Problem. Scan the entries below for the word "ylabel". Copy each line that has it.

Chart and figure data:
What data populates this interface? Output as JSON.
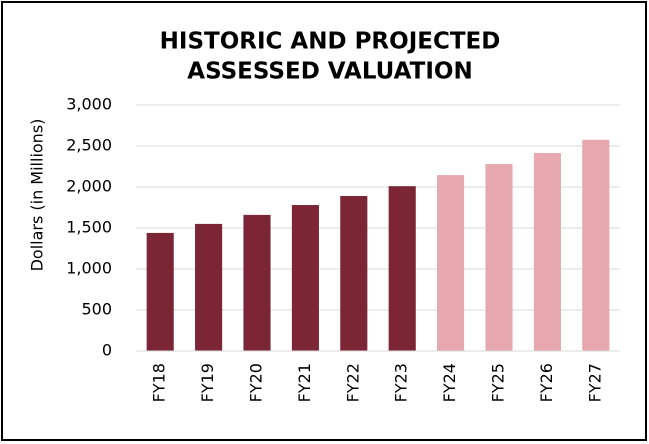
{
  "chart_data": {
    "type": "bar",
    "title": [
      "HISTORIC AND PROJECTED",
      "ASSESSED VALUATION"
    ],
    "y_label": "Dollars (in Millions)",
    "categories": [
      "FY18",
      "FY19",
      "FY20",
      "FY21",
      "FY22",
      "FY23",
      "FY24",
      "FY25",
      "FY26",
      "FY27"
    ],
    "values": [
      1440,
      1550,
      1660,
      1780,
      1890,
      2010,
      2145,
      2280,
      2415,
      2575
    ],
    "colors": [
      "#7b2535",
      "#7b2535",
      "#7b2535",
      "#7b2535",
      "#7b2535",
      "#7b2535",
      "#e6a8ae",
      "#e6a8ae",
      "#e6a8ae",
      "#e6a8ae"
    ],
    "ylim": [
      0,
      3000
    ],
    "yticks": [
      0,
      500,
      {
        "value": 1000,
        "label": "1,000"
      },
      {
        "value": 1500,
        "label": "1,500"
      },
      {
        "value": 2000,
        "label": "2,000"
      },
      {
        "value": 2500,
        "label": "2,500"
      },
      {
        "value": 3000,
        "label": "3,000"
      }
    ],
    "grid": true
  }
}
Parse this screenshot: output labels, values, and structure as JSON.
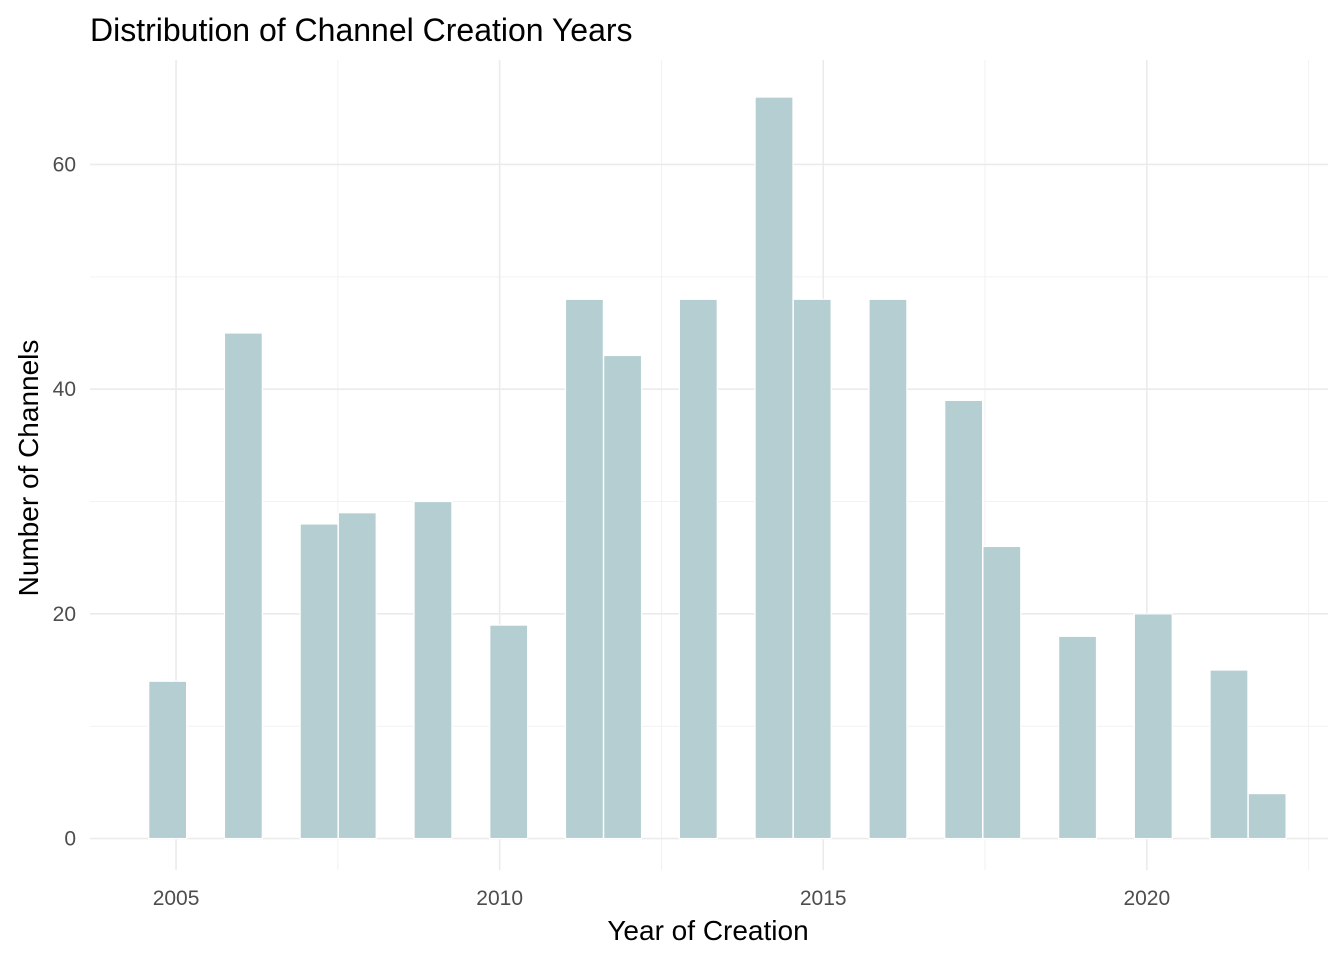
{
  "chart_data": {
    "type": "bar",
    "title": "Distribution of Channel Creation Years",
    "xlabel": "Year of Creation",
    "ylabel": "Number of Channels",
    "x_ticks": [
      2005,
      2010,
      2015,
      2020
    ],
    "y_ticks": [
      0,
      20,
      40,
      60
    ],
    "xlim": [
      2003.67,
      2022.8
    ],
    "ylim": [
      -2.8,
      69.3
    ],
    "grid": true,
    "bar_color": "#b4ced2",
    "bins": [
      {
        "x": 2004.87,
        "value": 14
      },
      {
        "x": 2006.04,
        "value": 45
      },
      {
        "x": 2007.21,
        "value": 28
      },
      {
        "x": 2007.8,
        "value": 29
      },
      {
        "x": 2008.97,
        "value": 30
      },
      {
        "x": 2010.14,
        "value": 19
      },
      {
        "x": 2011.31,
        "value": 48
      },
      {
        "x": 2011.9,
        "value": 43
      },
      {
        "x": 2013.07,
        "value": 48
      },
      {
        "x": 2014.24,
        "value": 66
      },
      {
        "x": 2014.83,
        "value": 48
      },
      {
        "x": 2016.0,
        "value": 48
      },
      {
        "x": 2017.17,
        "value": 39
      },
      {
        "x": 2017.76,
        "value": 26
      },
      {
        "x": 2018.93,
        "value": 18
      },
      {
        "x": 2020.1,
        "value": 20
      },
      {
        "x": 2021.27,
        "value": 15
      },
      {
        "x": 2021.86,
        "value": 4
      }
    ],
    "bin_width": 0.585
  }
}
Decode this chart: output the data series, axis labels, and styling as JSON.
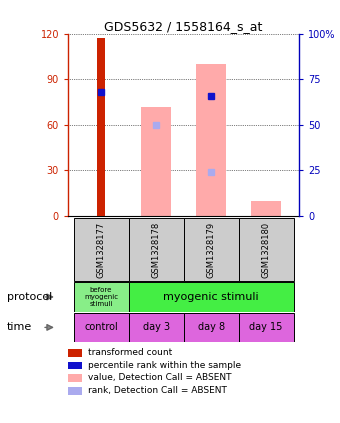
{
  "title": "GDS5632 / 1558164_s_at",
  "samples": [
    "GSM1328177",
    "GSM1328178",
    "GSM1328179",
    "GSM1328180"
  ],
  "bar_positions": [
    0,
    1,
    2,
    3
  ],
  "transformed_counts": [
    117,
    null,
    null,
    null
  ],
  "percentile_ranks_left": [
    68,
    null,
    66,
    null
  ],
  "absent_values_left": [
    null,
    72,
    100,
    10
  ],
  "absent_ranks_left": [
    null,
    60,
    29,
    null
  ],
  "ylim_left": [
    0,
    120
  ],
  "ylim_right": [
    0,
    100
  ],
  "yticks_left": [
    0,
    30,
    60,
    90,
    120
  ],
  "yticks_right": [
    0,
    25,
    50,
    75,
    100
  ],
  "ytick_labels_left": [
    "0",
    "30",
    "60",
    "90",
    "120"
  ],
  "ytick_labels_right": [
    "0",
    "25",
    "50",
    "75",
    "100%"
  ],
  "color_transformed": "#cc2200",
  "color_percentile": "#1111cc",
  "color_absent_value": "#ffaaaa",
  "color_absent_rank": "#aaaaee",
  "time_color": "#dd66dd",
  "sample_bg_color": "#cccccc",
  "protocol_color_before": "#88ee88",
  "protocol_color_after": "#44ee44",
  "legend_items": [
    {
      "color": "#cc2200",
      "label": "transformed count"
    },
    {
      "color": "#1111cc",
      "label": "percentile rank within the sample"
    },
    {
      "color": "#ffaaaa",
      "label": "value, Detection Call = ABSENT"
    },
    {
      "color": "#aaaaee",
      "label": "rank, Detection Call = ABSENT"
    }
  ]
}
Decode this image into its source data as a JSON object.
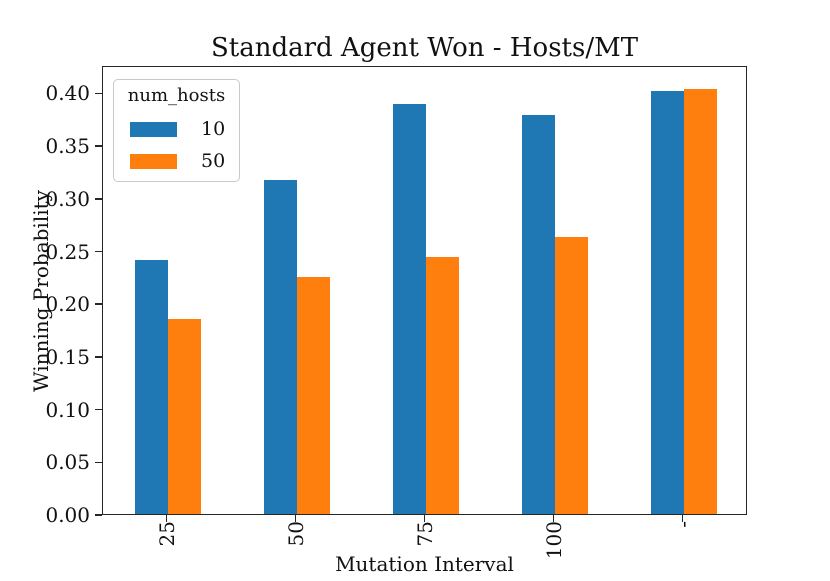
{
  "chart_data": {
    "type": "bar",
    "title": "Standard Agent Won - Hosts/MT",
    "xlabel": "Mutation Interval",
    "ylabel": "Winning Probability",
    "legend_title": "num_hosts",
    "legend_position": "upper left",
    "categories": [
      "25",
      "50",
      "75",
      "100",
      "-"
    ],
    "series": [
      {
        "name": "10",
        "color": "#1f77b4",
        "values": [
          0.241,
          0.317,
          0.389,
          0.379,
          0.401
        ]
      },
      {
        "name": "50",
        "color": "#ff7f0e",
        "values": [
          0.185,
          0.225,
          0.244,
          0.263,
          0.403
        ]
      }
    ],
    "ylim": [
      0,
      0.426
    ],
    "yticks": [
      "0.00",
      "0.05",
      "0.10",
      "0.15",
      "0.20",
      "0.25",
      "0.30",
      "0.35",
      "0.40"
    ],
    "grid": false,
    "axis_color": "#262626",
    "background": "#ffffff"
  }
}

Solution to this exercise.
    "ylabel": "Number of Channels",
    "ylabel": "Winning Probability",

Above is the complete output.